◆ RECORD EXCERPTS ◆
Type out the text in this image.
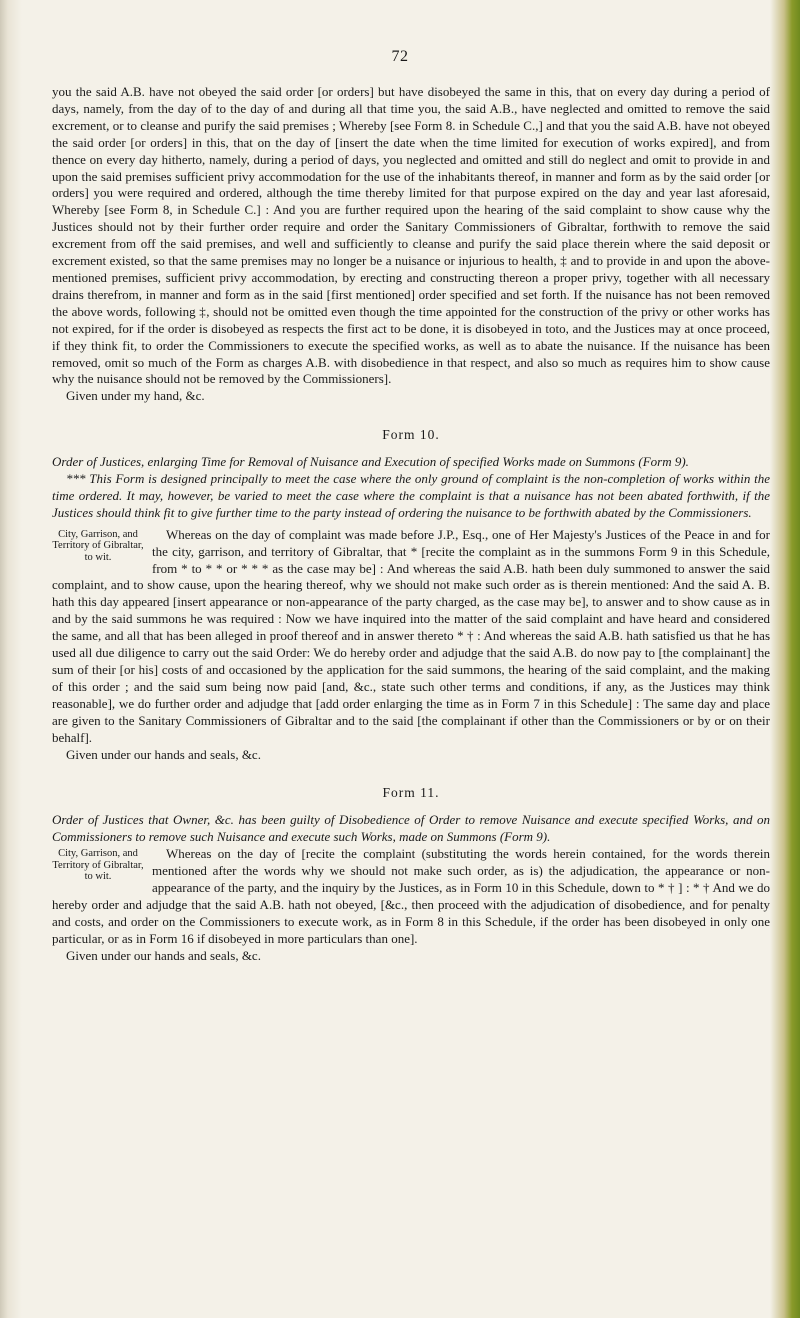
72

you the said A.B. have not obeyed the said order [or orders] but have disobeyed the same in this, that on every day during a period of days, namely, from the day of to the day of and during all that time you, the said A.B., have neglected and omitted to remove the said excrement, or to cleanse and purify the said premises ; Whereby [see Form 8. in Schedule C.,] and that you the said A.B. have not obeyed the said order [or orders] in this, that on the day of [insert the date when the time limited for execution of works expired], and from thence on every day hitherto, namely, during a period of days, you neglected and omitted and still do neglect and omit to provide in and upon the said premises sufficient privy accommodation for the use of the inhabitants thereof, in manner and form as by the said order [or orders] you were required and ordered, although the time thereby limited for that purpose expired on the day and year last aforesaid, Whereby [see Form 8, in Schedule C.] : And you are further required upon the hearing of the said complaint to show cause why the Justices should not by their further order require and order the Sanitary Commissioners of Gibraltar, forthwith to remove the said excrement from off the said premises, and well and sufficiently to cleanse and purify the said place therein where the said deposit or excrement existed, so that the same premises may no longer be a nuisance or injurious to health, ‡ and to provide in and upon the above-mentioned premises, sufficient privy accommodation, by erecting and constructing thereon a proper privy, together with all necessary drains therefrom, in manner and form as in the said [first mentioned] order specified and set forth. If the nuisance has not been removed the above words, following ‡, should not be omitted even though the time appointed for the construction of the privy or other works has not expired, for if the order is disobeyed as respects the first act to be done, it is disobeyed in toto, and the Justices may at once proceed, if they think fit, to order the Commissioners to execute the specified works, as well as to abate the nuisance. If the nuisance has been removed, omit so much of the Form as charges A.B. with disobedience in that respect, and also so much as requires him to show cause why the nuisance should not be removed by the Commissioners].

Given under my hand, &c.

Form 10.

Order of Justices, enlarging Time for Removal of Nuisance and Execution of specified Works made on Summons (Form 9).

*** This Form is designed principally to meet the case where the only ground of complaint is the non-completion of works within the time ordered. It may, however, be varied to meet the case where the complaint is that a nuisance has not been abated forthwith, if the Justices should think fit to give further time to the party instead of ordering the nuisance to be forthwith abated by the Commissioners.

City, Garrison, and Territory of Gibraltar, to wit.

Whereas on the day of complaint was made before J.P., Esq., one of Her Majesty's Justices of the Peace in and for the city, garrison, and territory of Gibraltar, that * [recite the complaint as in the summons Form 9 in this Schedule, from * to * * or * * * as the case may be] : And whereas the said A.B. hath been duly summoned to answer the said complaint, and to show cause, upon the hearing thereof, why we should not make such order as is therein mentioned: And the said A. B. hath this day appeared [insert appearance or non-appearance of the party charged, as the case may be], to answer and to show cause as in and by the said summons he was required : Now we have inquired into the matter of the said complaint and have heard and considered the same, and all that has been alleged in proof thereof and in answer thereto * † : And whereas the said A.B. hath satisfied us that he has used all due diligence to carry out the said Order: We do hereby order and adjudge that the said A.B. do now pay to [the complainant] the sum of their [or his] costs of and occasioned by the application for the said summons, the hearing of the said complaint, and the making of this order ; and the said sum being now paid [and, &c., state such other terms and conditions, if any, as the Justices may think reasonable], we do further order and adjudge that [add order enlarging the time as in Form 7 in this Schedule] : The same day and place are given to the Sanitary Commissioners of Gibraltar and to the said [the complainant if other than the Commissioners or by or on their behalf].

Given under our hands and seals, &c.

Form 11.

Order of Justices that Owner, &c. has been guilty of Disobedience of Order to remove Nuisance and execute specified Works, and on Commissioners to remove such Nuisance and execute such Works, made on Summons (Form 9).

City, Garrison, and Territory of Gibraltar, to wit.

Whereas on the day of [recite the complaint (substituting the words herein contained, for the words therein mentioned after the words why we should not make such order, as is) the adjudication, the appearance or non-appearance of the party, and the inquiry by the Justices, as in Form 10 in this Schedule, down to * † ] : * † And we do hereby order and adjudge that the said A.B. hath not obeyed, [&c., then proceed with the adjudication of disobedience, and for penalty and costs, and order on the Commissioners to execute work, as in Form 8 in this Schedule, if the order has been disobeyed in only one particular, or as in Form 16 if disobeyed in more particulars than one].

Given under our hands and seals, &c.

◆ EXERCISE AIM ◆
Quote every line of the records above exactly; no picture is to be copied.

◆ EXERCISE RESULT ◆
Type out the text in this image.
72

you the said A.B. have not obeyed the said order [or orders] but have disobeyed the same in this, that on every day during a period of days, namely, from the day of to the day of and during all that time you, the said A.B., have neglected and omitted to remove the said excrement, or to cleanse and purify the said premises ; Whereby [see Form 8. in Schedule C.,] and that you the said A.B. have not obeyed the said order [or orders] in this, that on the day of [insert the date when the time limited for execution of works expired], and from thence on every day hitherto, namely, during a period of days, you neglected and omitted and still do neglect and omit to provide in and upon the said premises sufficient privy accommodation for the use of the inhabitants thereof, in manner and form as by the said order [or orders] you were required and ordered, although the time thereby limited for that purpose expired on the day and year last aforesaid, Whereby [see Form 8, in Schedule C.] : And you are further required upon the hearing of the said complaint to show cause why the Justices should not by their further order require and order the Sanitary Commissioners of Gibraltar, forthwith to remove the said excrement from off the said premises, and well and sufficiently to cleanse and purify the said place therein where the said deposit or excrement existed, so that the same premises may no longer be a nuisance or injurious to health, ‡ and to provide in and upon the above-mentioned premises, sufficient privy accommodation, by erecting and constructing thereon a proper privy, together with all necessary drains therefrom, in manner and form as in the said [first mentioned] order specified and set forth. If the nuisance has not been removed the above words, following ‡, should not be omitted even though the time appointed for the construction of the privy or other works has not expired, for if the order is disobeyed as respects the first act to be done, it is disobeyed in toto, and the Justices may at once proceed, if they think fit, to order the Commissioners to execute the specified works, as well as to abate the nuisance. If the nuisance has been removed, omit so much of the Form as charges A.B. with disobedience in that respect, and also so much as requires him to show cause why the nuisance should not be removed by the Commissioners].

Given under my hand, &c.

Form 10.

Order of Justices, enlarging Time for Removal of Nuisance and Execution of specified Works made on Summons (Form 9).

*** This Form is designed principally to meet the case where the only ground of complaint is the non-completion of works within the time ordered. It may, however, be varied to meet the case where the complaint is that a nuisance has not been abated forthwith, if the Justices should think fit to give further time to the party instead of ordering the nuisance to be forthwith abated by the Commissioners.

City, Garrison, and Territory of Gibraltar, to wit.

Whereas on the day of complaint was made before J.P., Esq., one of Her Majesty's Justices of the Peace in and for the city, garrison, and territory of Gibraltar, that * [recite the complaint as in the summons Form 9 in this Schedule, from * to * * or * * * as the case may be] : And whereas the said A.B. hath been duly summoned to answer the said complaint, and to show cause, upon the hearing thereof, why we should not make such order as is therein mentioned: And the said A. B. hath this day appeared [insert appearance or non-appearance of the party charged, as the case may be], to answer and to show cause as in and by the said summons he was required : Now we have inquired into the matter of the said complaint and have heard and considered the same, and all that has been alleged in proof thereof and in answer thereto * † : And whereas the said A.B. hath satisfied us that he has used all due diligence to carry out the said Order: We do hereby order and adjudge that the said A.B. do now pay to [the complainant] the sum of their [or his] costs of and occasioned by the application for the said summons, the hearing of the said complaint, and the making of this order ; and the said sum being now paid [and, &c., state such other terms and conditions, if any, as the Justices may think reasonable], we do further order and adjudge that [add order enlarging the time as in Form 7 in this Schedule] : The same day and place are given to the Sanitary Commissioners of Gibraltar and to the said [the complainant if other than the Commissioners or by or on their behalf].

Given under our hands and seals, &c.

Form 11.

Order of Justices that Owner, &c. has been guilty of Disobedience of Order to remove Nuisance and execute specified Works, and on Commissioners to remove such Nuisance and execute such Works, made on Summons (Form 9).

City, Garrison, and Territory of Gibraltar, to wit.

Whereas on the day of [recite the complaint (substituting the words herein contained, for the words therein mentioned after the words why we should not make such order, as is) the adjudication, the appearance or non-appearance of the party, and the inquiry by the Justices, as in Form 10 in this Schedule, down to * † ] : * † And we do hereby order and adjudge that the said A.B. hath not obeyed, [&c., then proceed with the adjudication of disobedience, and for penalty and costs, and order on the Commissioners to execute work, as in Form 8 in this Schedule, if the order has been disobeyed in only one particular, or as in Form 16 if disobeyed in more particulars than one].

Given under our hands and seals, &c.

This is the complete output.